(Items from a dataset)
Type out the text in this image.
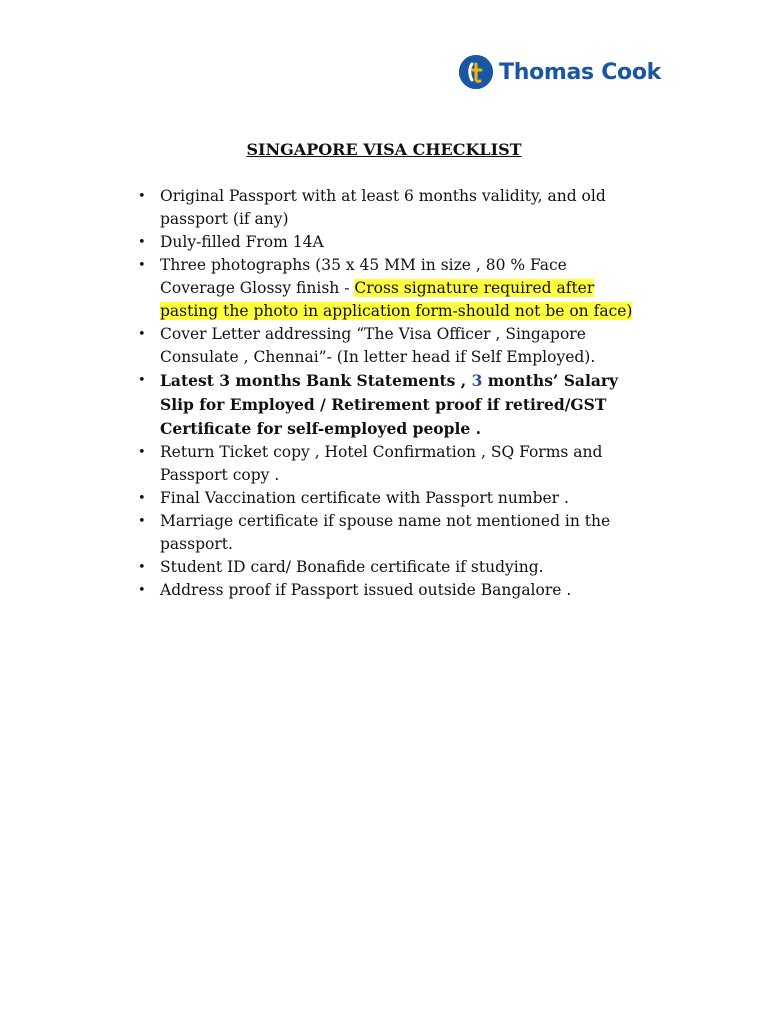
Thomas Cook
SINGAPORE VISA CHECKLIST
• Original Passport with at least 6 months validity, and old passport (if any)
• Duly-filled From 14A
• Three photographs (35 x 45 MM in size , 80 % Face Coverage Glossy finish - Cross signature required after pasting the photo in application form-should not be on face)
• Cover Letter addressing “The Visa Officer , Singapore Consulate , Chennai”- (In letter head if Self Employed).
• Latest 3 months Bank Statements , 3 months’ Salary Slip for Employed / Retirement proof if retired/GST Certificate for self-employed people .
• Return Ticket copy , Hotel Confirmation , SQ Forms and Passport copy .
• Final Vaccination certificate with Passport number .
• Marriage certificate if spouse name not mentioned in the passport.
• Student ID card/ Bonafide certificate if studying.
• Address proof if Passport issued outside Bangalore .
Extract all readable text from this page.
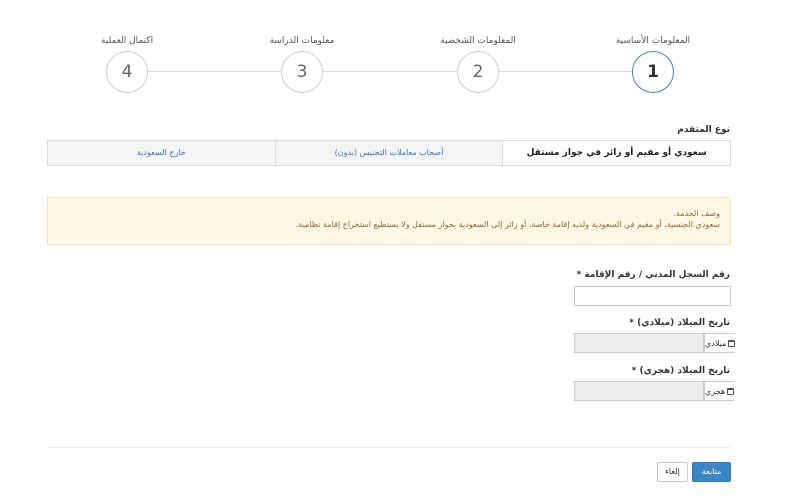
المعلومات الأساسية
1
المعلومات الشخصية
2
معلومات الدراسة
3
اكتمال العملية
4
نوع المتقدم
سعودي أو مقيم أو زائر في جواز مستقل
أصحاب معاملات التجنيس (بدون)
خارج السعودية
وصف الخدمة.
سعودي الجنسية، أو مقيم في السعودية ولديه إقامة خاصة، أو زائر إلى السعودية بجواز مستقل ولا يستطيع استخراج إقامة نظامية.
رقم السجل المدني / رقم الإقامة *
تاريخ الميلاد (ميلادي) *
ميلادي
تاريخ الميلاد (هجري) *
هجري
متابعة
إلغاء
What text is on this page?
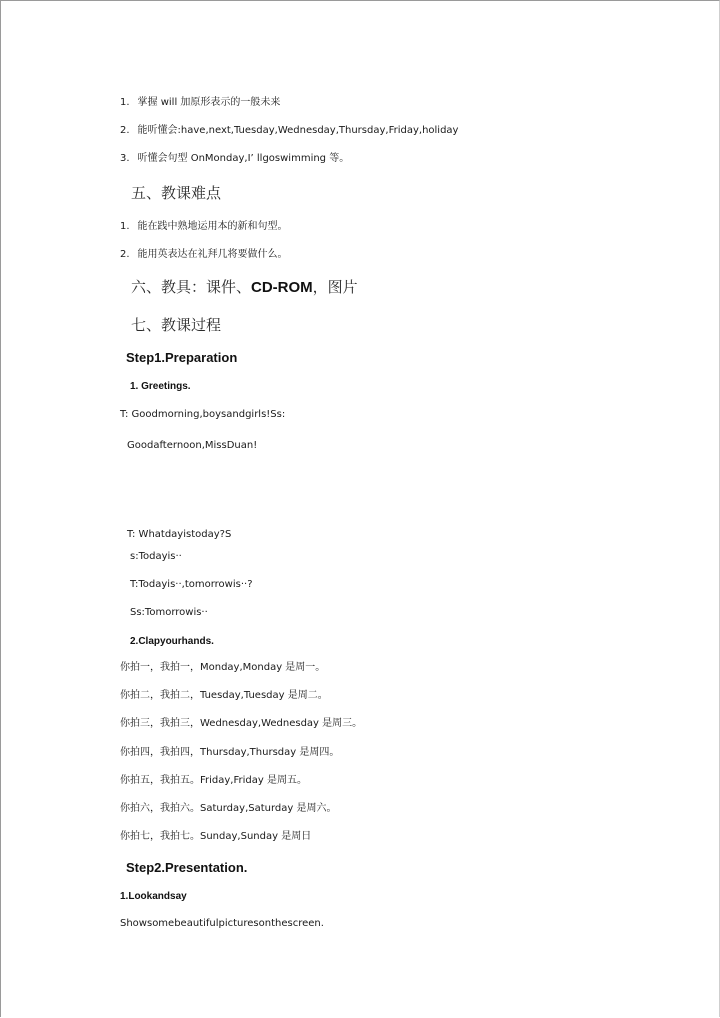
1. 掌握 will 加原形表示的一般未来
2. 能听懂会:have,next,Tuesday,Wednesday,Thursday,Friday,holiday
3. 听懂会句型 OnMonday,I’ llgoswimming 等。
五、教课难点
1. 能在践中熟地运用本的新和句型。
2. 能用英表达在礼拜几将要做什么。
六、教具：课件、CD-ROM，图片
七、教课过程
Step1.Preparation
1. Greetings.
T: Goodmorning,boysandgirls!Ss:
Goodafternoon,MissDuan!
T: Whatdayistoday?S
s:Todayis··
T:Todayis··,tomorrowis··?
Ss:Tomorrowis··
2.Clapyourhands.
你拍一，我拍一，Monday,Monday 是周一。
你拍二，我拍二，Tuesday,Tuesday 是周二。
你拍三，我拍三，Wednesday,Wednesday 是周三。
你拍四，我拍四，Thursday,Thursday 是周四。
你拍五，我拍五。Friday,Friday 是周五。
你拍六，我拍六。Saturday,Saturday 是周六。
你拍七，我拍七。Sunday,Sunday 是周日
Step2.Presentation.
1.Lookandsay
Showsomebeautifulpicturesonthescreen.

# THE TASK
Repeat the records above verbatim, with no pictures in the result.

# RESPONSE
Type out the text in this image.
Thomas Cook
SINGAPORE VISA CHECKLIST
• Original Passport with at least 6 months validity, and old passport (if any)
• Duly-filled From 14A
• Three photographs (35 x 45 MM in size , 80 % Face Coverage Glossy finish - Cross signature required after pasting the photo in application form-should not be on face)
• Cover Letter addressing “The Visa Officer , Singapore Consulate , Chennai”- (In letter head if Self Employed).
• Latest 3 months Bank Statements , 3 months’ Salary Slip for Employed / Retirement proof if retired/GST Certificate for self-employed people .
• Return Ticket copy , Hotel Confirmation , SQ Forms and Passport copy .
• Final Vaccination certificate with Passport number .
• Marriage certificate if spouse name not mentioned in the passport.
• Student ID card/ Bonafide certificate if studying.
• Address proof if Passport issued outside Bangalore .
Extract all readable text from this page.
المعلومات الأساسية
1
المعلومات الشخصية
2
معلومات الدراسة
3
اكتمال العملية
4
نوع المتقدم
سعودي أو مقيم أو زائر في جواز مستقل
أصحاب معاملات التجنيس (بدون)
خارج السعودية
وصف الخدمة.
سعودي الجنسية، أو مقيم في السعودية ولديه إقامة خاصة، أو زائر إلى السعودية بجواز مستقل ولا يستطيع استخراج إقامة نظامية.
رقم السجل المدني / رقم الإقامة *
تاريخ الميلاد (ميلادي) *
ميلادي
تاريخ الميلاد (هجري) *
هجري
متابعة
إلغاء
What text is on this page?
1. 掌握 will 加原形表示的一般未来
2. 能听懂会:have,next,Tuesday,Wednesday,Thursday,Friday,holiday
3. 听懂会句型 OnMonday,I’ llgoswimming 等。
五、教课难点
1. 能在践中熟地运用本的新和句型。
2. 能用英表达在礼拜几将要做什么。
六、教具：课件、CD-ROM，图片
七、教课过程
Step1.Preparation
1. Greetings.
T: Goodmorning,boysandgirls!Ss:
Goodafternoon,MissDuan!
T: Whatdayistoday?S
s:Todayis··
T:Todayis··,tomorrowis··?
Ss:Tomorrowis··
2.Clapyourhands.
你拍一，我拍一，Monday,Monday 是周一。
你拍二，我拍二，Tuesday,Tuesday 是周二。
你拍三，我拍三，Wednesday,Wednesday 是周三。
你拍四，我拍四，Thursday,Thursday 是周四。
你拍五，我拍五。Friday,Friday 是周五。
你拍六，我拍六。Saturday,Saturday 是周六。
你拍七，我拍七。Sunday,Sunday 是周日
Step2.Presentation.
1.Lookandsay
Showsomebeautifulpicturesonthescreen.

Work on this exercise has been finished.